*THE DATA*
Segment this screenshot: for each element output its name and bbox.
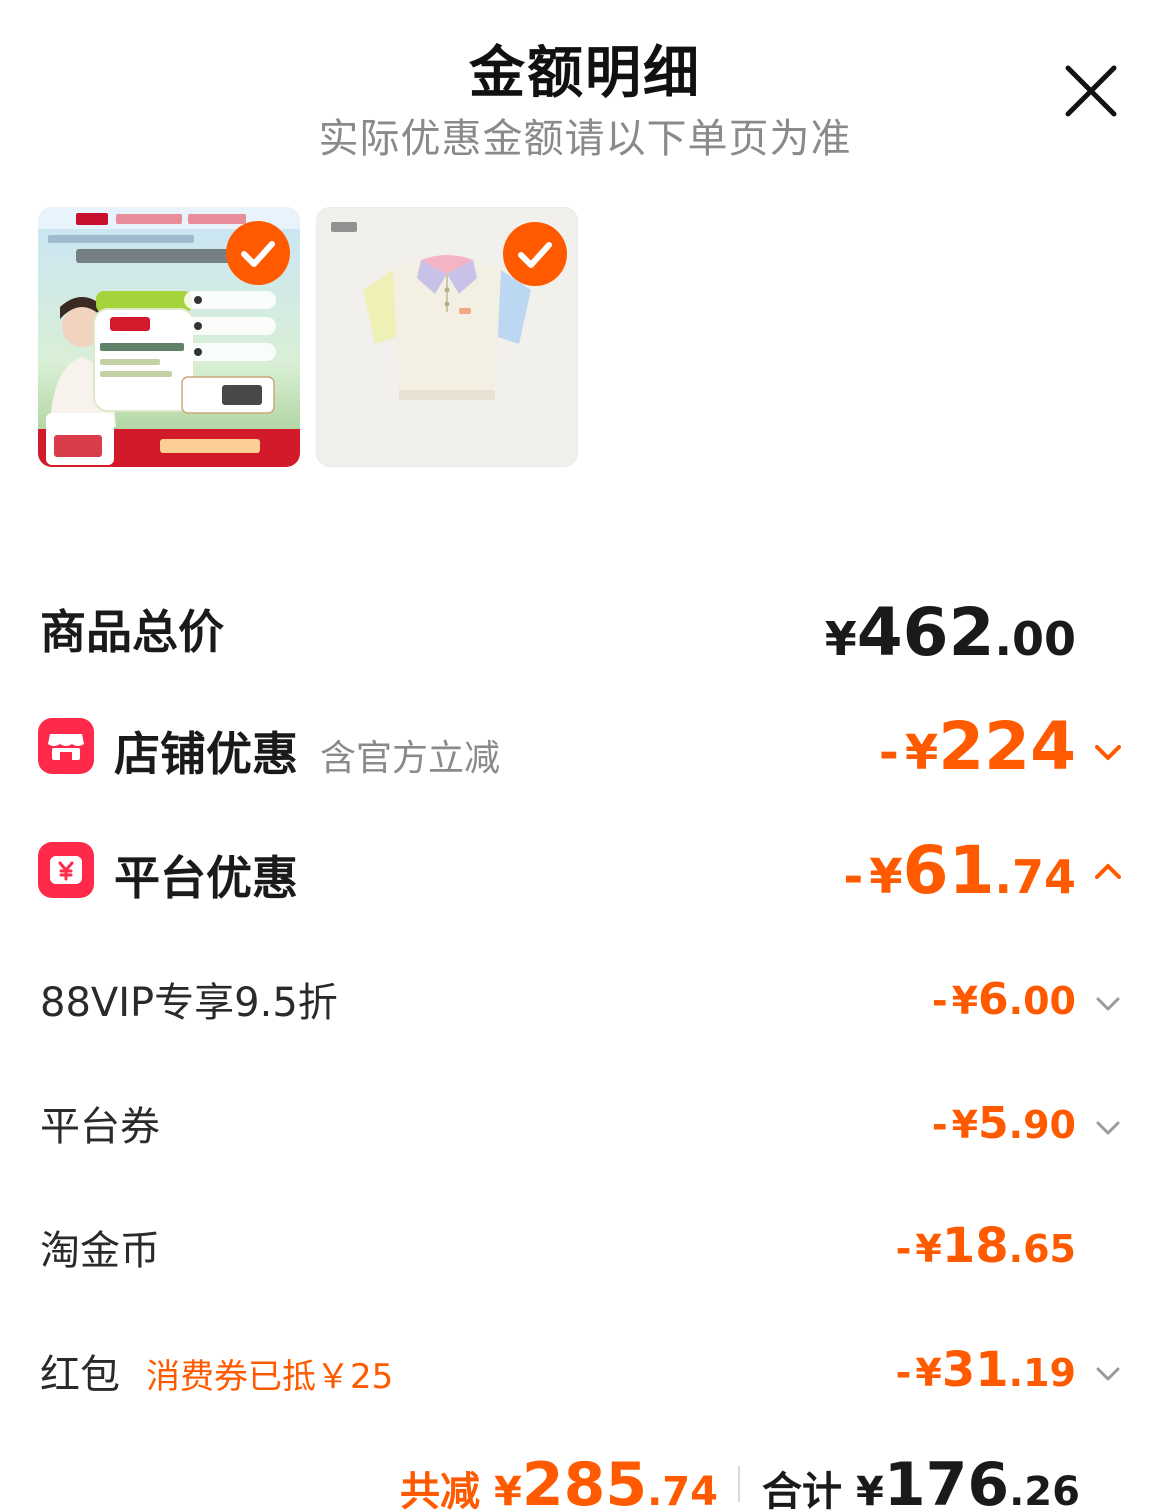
amount-decimal: .74 bbox=[647, 1469, 718, 1512]
currency-symbol: ¥ bbox=[915, 1227, 942, 1271]
yuan-coupon-icon bbox=[38, 842, 94, 898]
amount-decimal: .74 bbox=[994, 850, 1077, 904]
amount-integer: 462 bbox=[856, 594, 995, 671]
selected-check[interactable] bbox=[503, 222, 567, 286]
minus-sign: - bbox=[843, 849, 864, 905]
grand-total-label: 合计 bbox=[762, 1469, 842, 1512]
chevron-down-icon[interactable] bbox=[1090, 1356, 1126, 1392]
total-saved: 共减 ¥285.74 bbox=[400, 1450, 718, 1512]
detail-label: 红包 bbox=[40, 1352, 120, 1398]
sheet-header: 金额明细 实际优惠金额请以下单页为准 bbox=[0, 0, 1170, 180]
amount-integer: 31 bbox=[941, 1342, 1009, 1398]
platform-discount-label: 平台优惠 bbox=[114, 851, 298, 905]
footer-divider bbox=[738, 1466, 740, 1502]
minus-sign: - bbox=[931, 1103, 948, 1147]
grand-total: 合计 ¥176.26 bbox=[762, 1450, 1080, 1512]
minus-sign: - bbox=[895, 1351, 912, 1395]
shop-discount-row[interactable]: 店铺优惠 含官方立减 - ¥224 bbox=[0, 708, 1170, 788]
detail-row-taojinbi: 淘金币 - ¥18.65 bbox=[0, 1212, 1170, 1282]
minus-sign: - bbox=[895, 1227, 912, 1271]
currency-symbol: ¥ bbox=[869, 849, 903, 905]
amount-integer: 224 bbox=[938, 708, 1076, 785]
amount-integer: 6 bbox=[978, 974, 1009, 1025]
amount-integer: 285 bbox=[521, 1450, 648, 1512]
currency-symbol: ¥ bbox=[951, 1103, 979, 1147]
chevron-up-icon[interactable] bbox=[1090, 854, 1126, 890]
platform-discount-amount: - ¥61.74 bbox=[843, 832, 1076, 909]
currency-symbol: ¥ bbox=[904, 725, 939, 781]
amount-decimal: .00 bbox=[1008, 979, 1076, 1023]
close-icon[interactable] bbox=[1062, 62, 1120, 120]
amount-decimal: .26 bbox=[1009, 1469, 1080, 1512]
selected-check[interactable] bbox=[226, 221, 290, 285]
currency-symbol: ¥ bbox=[951, 979, 979, 1023]
amount-integer: 176 bbox=[883, 1450, 1010, 1512]
amount-decimal: .90 bbox=[1008, 1103, 1076, 1147]
total-price-row: 商品总价 ¥462.00 bbox=[0, 594, 1170, 671]
amount-decimal: .00 bbox=[994, 612, 1077, 666]
total-price-label: 商品总价 bbox=[40, 605, 224, 659]
currency-symbol: ¥ bbox=[915, 1351, 942, 1395]
amount-integer: 61 bbox=[902, 832, 995, 909]
detail-label: 平台券 bbox=[40, 1104, 160, 1150]
chevron-down-icon[interactable] bbox=[1090, 1110, 1126, 1146]
detail-label: 88VIP专享9.5折 bbox=[40, 980, 338, 1026]
product-thumb-polo[interactable] bbox=[316, 207, 578, 467]
amount-decimal: .19 bbox=[1008, 1351, 1076, 1395]
shop-icon bbox=[38, 718, 94, 774]
shop-discount-amount: - ¥224 bbox=[879, 708, 1076, 785]
detail-row-88vip[interactable]: 88VIP专享9.5折 - ¥6.00 bbox=[0, 964, 1170, 1034]
red-packet-label-group: 红包 消费券已抵￥25 bbox=[40, 1342, 393, 1400]
platform-discount-row[interactable]: 平台优惠 - ¥61.74 bbox=[0, 832, 1170, 912]
chevron-down-icon[interactable] bbox=[1090, 986, 1126, 1022]
amount-integer: 18 bbox=[941, 1218, 1009, 1274]
product-thumb-supplement[interactable] bbox=[38, 207, 300, 467]
detail-amount: - ¥6.00 bbox=[932, 974, 1076, 1025]
detail-row-red-packet[interactable]: 红包 消费券已抵￥25 - ¥31.19 bbox=[0, 1336, 1170, 1406]
minus-sign: - bbox=[931, 979, 948, 1023]
shop-discount-label: 店铺优惠 bbox=[114, 727, 298, 781]
currency-symbol: ¥ bbox=[856, 1469, 884, 1512]
detail-amount: - ¥31.19 bbox=[896, 1342, 1076, 1398]
detail-amount: - ¥5.90 bbox=[932, 1098, 1076, 1149]
shop-discount-label-group: 店铺优惠 含官方立减 bbox=[114, 718, 500, 784]
currency-symbol: ¥ bbox=[494, 1469, 522, 1512]
chevron-down-icon[interactable] bbox=[1090, 734, 1126, 770]
page-title: 金额明细 bbox=[469, 41, 701, 106]
minus-sign: - bbox=[878, 725, 899, 781]
currency-symbol: ¥ bbox=[824, 612, 857, 666]
red-packet-note: 消费券已抵￥25 bbox=[146, 1357, 394, 1397]
page-subtitle: 实际优惠金额请以下单页为准 bbox=[318, 116, 852, 162]
amount-decimal: .65 bbox=[1008, 1227, 1076, 1271]
detail-label: 淘金币 bbox=[40, 1228, 160, 1274]
total-saved-label: 共减 bbox=[400, 1469, 480, 1512]
detail-row-platform-coupon[interactable]: 平台券 - ¥5.90 bbox=[0, 1088, 1170, 1158]
detail-amount: - ¥18.65 bbox=[896, 1218, 1076, 1274]
checkmark-icon bbox=[518, 242, 552, 268]
shop-discount-note: 含官方立减 bbox=[320, 738, 501, 779]
total-price-amount: ¥462.00 bbox=[825, 594, 1076, 671]
checkmark-icon bbox=[241, 241, 275, 267]
summary-footer: 共减 ¥285.74 合计 ¥176.26 bbox=[0, 1440, 1170, 1512]
amount-integer: 5 bbox=[978, 1098, 1009, 1149]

*WHAT THE TASK ASKS*
Identify every line in the records above that contains the string "integer", treating uppercase and lowercase as different, and copy each of those lines in full.

*RESPONSE*
amount-integer: 462 bbox=[856, 594, 995, 671]
amount-integer: 31 bbox=[941, 1342, 1009, 1398]
amount-integer: 224 bbox=[938, 708, 1076, 785]
amount-integer: 6 bbox=[978, 974, 1009, 1025]
amount-integer: 285 bbox=[521, 1450, 648, 1512]
amount-integer: 176 bbox=[883, 1450, 1010, 1512]
amount-integer: 61 bbox=[902, 832, 995, 909]
amount-integer: 18 bbox=[941, 1218, 1009, 1274]
amount-integer: 5 bbox=[978, 1098, 1009, 1149]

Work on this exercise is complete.